## Problem statement:
Tally every line of the listing where the string "looking" is found, and state the total alone.

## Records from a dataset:
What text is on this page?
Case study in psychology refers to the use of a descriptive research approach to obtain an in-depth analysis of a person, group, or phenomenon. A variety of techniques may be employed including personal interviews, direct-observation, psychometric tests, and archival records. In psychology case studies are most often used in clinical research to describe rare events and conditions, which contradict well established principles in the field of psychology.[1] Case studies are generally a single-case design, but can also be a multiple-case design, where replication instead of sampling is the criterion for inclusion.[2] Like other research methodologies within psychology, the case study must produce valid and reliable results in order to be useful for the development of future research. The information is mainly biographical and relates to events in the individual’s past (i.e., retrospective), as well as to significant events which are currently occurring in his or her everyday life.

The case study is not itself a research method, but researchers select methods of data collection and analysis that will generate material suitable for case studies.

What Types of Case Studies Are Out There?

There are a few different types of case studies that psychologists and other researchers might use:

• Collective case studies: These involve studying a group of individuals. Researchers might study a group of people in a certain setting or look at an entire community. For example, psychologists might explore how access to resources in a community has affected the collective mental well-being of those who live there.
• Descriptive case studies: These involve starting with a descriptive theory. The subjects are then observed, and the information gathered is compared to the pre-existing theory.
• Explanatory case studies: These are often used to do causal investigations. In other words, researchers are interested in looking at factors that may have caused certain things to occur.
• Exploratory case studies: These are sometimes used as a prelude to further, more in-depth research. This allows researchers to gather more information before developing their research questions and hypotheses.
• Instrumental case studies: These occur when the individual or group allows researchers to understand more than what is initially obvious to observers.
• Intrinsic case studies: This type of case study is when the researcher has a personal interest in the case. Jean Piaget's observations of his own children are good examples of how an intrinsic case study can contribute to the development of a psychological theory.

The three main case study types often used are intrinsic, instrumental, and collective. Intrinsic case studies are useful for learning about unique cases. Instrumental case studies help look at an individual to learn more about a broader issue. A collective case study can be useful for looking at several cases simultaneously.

## Exercise response:
2